Direction:
From the entries below, copy every line holding the word "false".

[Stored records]
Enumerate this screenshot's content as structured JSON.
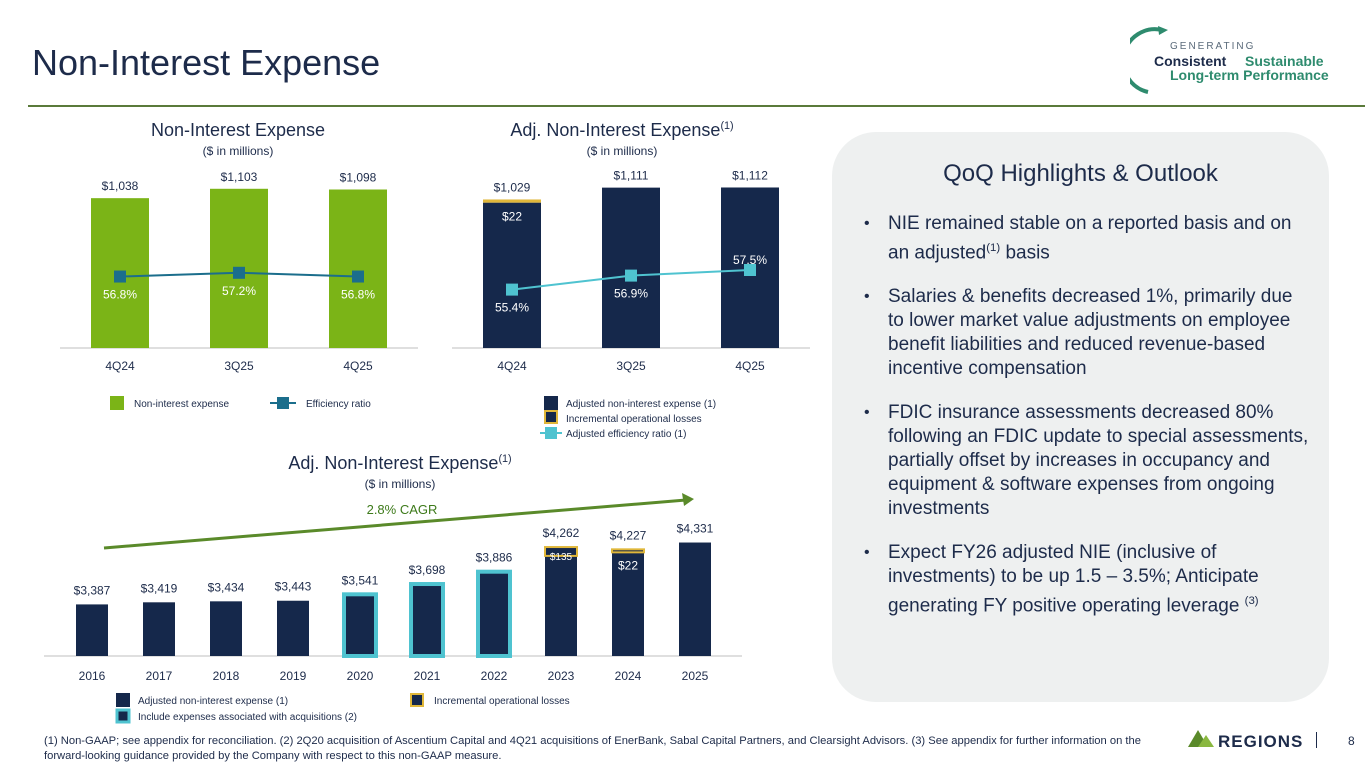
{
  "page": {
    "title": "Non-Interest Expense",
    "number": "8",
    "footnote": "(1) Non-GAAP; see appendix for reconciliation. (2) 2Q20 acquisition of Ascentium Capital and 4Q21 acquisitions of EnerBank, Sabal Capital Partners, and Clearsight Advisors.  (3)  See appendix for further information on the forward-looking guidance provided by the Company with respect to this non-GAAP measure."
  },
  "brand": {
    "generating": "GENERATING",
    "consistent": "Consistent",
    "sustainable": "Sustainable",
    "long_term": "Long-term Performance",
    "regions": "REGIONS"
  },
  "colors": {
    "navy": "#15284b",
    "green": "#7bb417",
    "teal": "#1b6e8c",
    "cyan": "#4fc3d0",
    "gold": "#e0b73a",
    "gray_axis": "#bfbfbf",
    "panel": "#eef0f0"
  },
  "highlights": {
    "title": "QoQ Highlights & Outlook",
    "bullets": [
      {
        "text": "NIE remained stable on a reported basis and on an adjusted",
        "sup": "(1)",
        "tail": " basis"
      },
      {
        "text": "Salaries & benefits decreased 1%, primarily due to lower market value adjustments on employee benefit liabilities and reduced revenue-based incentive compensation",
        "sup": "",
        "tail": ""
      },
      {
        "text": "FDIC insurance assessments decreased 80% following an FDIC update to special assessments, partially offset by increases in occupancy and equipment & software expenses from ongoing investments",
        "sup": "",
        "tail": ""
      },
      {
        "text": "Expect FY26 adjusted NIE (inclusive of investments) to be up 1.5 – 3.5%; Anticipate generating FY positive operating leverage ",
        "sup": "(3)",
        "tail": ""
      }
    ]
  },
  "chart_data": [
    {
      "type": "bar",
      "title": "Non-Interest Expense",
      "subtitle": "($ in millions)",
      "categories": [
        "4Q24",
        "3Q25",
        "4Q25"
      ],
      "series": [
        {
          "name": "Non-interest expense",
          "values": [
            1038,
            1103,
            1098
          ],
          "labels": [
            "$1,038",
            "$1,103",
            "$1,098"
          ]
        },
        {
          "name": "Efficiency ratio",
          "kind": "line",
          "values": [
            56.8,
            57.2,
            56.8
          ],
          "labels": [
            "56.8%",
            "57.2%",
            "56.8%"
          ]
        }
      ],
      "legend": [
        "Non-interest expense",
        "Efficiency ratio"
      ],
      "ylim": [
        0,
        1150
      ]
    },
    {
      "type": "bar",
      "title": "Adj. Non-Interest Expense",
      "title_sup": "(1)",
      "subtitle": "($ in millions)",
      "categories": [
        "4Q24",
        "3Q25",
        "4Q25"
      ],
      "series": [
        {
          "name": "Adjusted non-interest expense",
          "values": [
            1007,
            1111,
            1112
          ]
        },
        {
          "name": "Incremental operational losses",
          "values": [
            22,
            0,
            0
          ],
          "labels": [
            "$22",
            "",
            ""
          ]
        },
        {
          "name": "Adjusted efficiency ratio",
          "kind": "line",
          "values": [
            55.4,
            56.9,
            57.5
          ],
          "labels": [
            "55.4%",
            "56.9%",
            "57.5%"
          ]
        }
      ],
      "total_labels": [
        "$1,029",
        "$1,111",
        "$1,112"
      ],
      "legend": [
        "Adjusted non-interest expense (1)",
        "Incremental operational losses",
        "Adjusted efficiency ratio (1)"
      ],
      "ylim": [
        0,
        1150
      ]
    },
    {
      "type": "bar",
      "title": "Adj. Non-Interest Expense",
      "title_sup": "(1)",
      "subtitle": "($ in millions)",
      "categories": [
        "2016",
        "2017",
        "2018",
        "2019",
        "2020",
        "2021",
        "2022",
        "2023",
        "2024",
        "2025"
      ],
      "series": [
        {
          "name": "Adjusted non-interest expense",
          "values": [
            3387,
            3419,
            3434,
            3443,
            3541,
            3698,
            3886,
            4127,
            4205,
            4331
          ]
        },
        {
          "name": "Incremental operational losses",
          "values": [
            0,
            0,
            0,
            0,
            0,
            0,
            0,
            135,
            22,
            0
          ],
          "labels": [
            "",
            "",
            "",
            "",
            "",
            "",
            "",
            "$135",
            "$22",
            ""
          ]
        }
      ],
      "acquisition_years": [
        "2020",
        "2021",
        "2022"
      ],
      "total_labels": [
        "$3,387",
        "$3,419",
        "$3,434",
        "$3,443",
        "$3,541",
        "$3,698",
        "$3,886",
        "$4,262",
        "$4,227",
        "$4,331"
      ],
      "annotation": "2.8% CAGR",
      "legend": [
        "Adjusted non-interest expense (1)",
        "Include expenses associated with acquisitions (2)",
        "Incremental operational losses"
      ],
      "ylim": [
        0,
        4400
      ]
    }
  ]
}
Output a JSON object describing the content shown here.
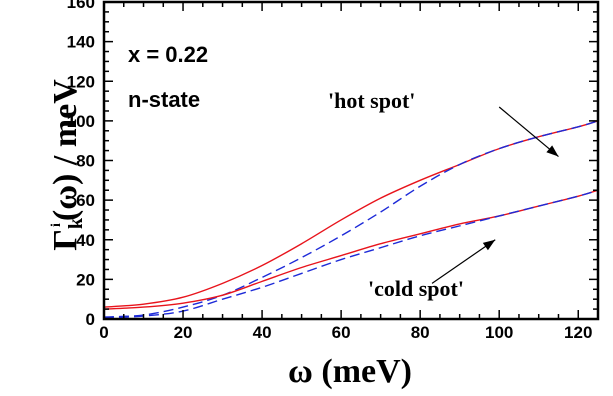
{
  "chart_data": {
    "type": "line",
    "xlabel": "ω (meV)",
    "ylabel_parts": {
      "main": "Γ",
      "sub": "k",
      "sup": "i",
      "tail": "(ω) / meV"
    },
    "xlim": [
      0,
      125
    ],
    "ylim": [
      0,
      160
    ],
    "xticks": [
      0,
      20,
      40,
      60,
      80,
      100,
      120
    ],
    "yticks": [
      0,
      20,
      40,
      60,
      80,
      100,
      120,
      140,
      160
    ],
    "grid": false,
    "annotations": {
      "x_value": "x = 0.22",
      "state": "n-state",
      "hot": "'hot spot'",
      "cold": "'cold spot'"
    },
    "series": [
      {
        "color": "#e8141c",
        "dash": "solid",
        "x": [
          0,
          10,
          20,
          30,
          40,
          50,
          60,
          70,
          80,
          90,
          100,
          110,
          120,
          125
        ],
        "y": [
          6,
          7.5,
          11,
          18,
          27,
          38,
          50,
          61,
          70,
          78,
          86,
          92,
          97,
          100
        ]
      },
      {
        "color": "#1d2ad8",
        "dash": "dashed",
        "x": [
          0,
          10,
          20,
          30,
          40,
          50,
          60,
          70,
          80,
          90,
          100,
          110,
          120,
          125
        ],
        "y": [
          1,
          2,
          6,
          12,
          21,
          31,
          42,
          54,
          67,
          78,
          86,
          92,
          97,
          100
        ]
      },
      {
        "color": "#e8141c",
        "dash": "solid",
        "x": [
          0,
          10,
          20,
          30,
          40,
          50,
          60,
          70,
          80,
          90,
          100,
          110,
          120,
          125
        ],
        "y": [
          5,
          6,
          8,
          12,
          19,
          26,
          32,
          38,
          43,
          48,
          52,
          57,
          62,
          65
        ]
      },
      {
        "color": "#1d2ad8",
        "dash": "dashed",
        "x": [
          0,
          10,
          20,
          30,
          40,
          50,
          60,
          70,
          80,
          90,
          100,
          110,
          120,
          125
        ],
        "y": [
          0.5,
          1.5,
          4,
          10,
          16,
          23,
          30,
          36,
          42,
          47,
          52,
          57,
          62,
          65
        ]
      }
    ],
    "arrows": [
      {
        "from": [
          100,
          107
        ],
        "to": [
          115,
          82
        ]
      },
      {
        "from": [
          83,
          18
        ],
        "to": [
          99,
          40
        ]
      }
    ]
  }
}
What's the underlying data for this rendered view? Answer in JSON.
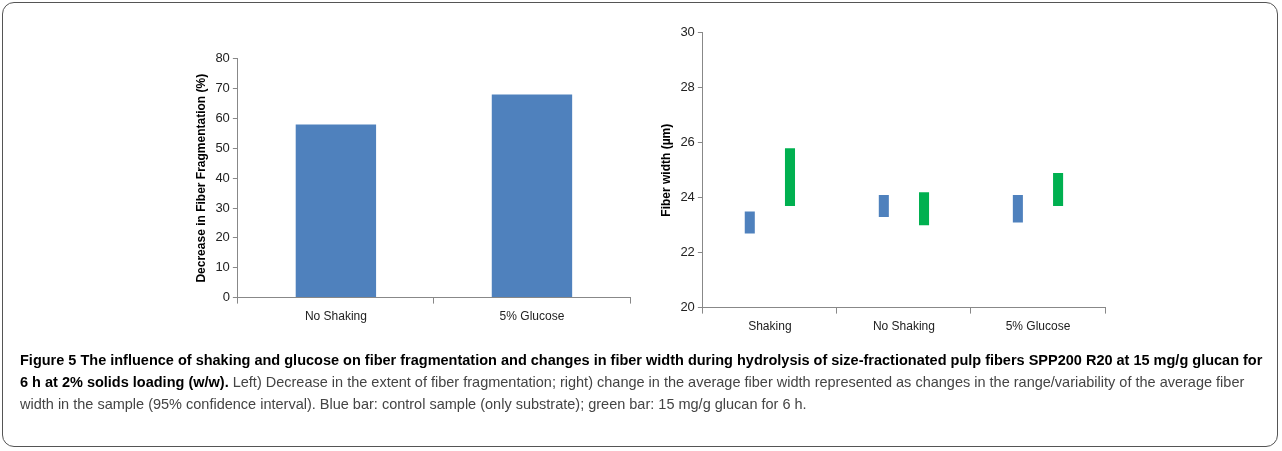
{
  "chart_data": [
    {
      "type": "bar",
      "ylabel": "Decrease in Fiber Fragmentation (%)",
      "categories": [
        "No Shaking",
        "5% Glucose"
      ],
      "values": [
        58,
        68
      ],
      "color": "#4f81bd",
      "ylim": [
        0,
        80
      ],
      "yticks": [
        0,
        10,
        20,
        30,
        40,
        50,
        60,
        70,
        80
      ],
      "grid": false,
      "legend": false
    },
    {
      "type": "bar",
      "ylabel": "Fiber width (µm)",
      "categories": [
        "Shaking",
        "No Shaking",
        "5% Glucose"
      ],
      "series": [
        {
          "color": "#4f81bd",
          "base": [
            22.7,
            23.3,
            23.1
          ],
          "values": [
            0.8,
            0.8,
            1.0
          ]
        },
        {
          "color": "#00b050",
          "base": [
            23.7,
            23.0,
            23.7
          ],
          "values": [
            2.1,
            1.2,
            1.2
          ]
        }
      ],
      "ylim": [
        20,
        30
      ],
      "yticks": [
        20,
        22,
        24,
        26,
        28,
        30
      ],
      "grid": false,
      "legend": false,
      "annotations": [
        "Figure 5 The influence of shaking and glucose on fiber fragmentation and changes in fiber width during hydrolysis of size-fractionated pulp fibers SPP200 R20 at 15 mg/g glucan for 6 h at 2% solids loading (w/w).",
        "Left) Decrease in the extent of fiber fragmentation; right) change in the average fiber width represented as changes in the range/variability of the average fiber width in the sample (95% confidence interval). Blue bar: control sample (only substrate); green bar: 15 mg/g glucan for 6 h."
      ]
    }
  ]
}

Result for this exercise:
    "grid": false,
      "grid": false,
      "legend": false
      "grid": false,
      "legend": false,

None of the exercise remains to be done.